** Start **

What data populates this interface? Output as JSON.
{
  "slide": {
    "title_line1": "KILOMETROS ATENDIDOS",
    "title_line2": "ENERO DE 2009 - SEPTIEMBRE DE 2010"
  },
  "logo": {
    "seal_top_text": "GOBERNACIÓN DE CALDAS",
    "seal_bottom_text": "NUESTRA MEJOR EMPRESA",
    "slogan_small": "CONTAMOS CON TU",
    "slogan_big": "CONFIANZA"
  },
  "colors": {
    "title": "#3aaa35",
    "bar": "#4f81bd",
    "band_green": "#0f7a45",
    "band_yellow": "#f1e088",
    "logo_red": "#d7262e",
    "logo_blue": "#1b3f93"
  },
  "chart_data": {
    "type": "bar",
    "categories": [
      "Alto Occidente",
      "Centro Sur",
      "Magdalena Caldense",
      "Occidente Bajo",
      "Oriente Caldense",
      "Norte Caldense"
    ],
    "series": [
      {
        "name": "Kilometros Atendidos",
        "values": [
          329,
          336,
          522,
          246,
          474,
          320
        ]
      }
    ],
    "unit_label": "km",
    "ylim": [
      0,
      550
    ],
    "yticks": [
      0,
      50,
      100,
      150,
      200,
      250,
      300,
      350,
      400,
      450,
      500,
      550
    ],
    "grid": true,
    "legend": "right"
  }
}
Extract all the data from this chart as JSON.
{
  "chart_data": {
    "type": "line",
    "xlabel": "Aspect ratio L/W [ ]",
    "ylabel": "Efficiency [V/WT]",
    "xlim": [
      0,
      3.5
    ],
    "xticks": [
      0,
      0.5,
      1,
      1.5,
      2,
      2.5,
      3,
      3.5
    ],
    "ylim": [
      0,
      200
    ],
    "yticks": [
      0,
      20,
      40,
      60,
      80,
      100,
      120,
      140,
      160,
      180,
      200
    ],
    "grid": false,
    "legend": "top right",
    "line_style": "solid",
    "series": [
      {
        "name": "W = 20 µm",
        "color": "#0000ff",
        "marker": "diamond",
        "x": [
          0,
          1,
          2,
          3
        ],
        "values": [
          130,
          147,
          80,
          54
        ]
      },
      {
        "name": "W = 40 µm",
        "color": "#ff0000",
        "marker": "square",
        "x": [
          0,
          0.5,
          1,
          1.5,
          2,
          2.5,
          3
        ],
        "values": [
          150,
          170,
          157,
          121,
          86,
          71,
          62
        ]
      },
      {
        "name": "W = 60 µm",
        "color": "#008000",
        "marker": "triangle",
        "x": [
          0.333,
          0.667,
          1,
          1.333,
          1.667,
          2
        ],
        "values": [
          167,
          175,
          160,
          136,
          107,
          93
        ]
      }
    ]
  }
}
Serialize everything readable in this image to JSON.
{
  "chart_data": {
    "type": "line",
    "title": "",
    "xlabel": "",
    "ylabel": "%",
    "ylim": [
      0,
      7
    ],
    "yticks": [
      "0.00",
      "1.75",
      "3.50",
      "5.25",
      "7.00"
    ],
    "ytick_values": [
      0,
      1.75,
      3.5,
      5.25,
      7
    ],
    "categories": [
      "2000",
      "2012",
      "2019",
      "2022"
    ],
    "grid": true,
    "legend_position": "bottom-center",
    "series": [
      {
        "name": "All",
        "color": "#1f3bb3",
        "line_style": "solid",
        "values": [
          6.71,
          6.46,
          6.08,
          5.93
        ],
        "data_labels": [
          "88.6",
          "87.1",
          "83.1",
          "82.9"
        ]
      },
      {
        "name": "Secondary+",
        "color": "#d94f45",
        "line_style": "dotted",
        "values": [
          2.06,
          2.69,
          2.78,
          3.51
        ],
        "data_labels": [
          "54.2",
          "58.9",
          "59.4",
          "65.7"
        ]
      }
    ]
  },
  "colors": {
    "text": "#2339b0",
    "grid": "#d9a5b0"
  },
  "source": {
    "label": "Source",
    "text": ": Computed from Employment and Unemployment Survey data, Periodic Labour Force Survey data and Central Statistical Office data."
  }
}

** End **

Return every line containing "JSON".

▶ The reply
What data populates this interface? Output as JSON.
Extract all the data from this chart as JSON.
Serialize everything readable in this image to JSON.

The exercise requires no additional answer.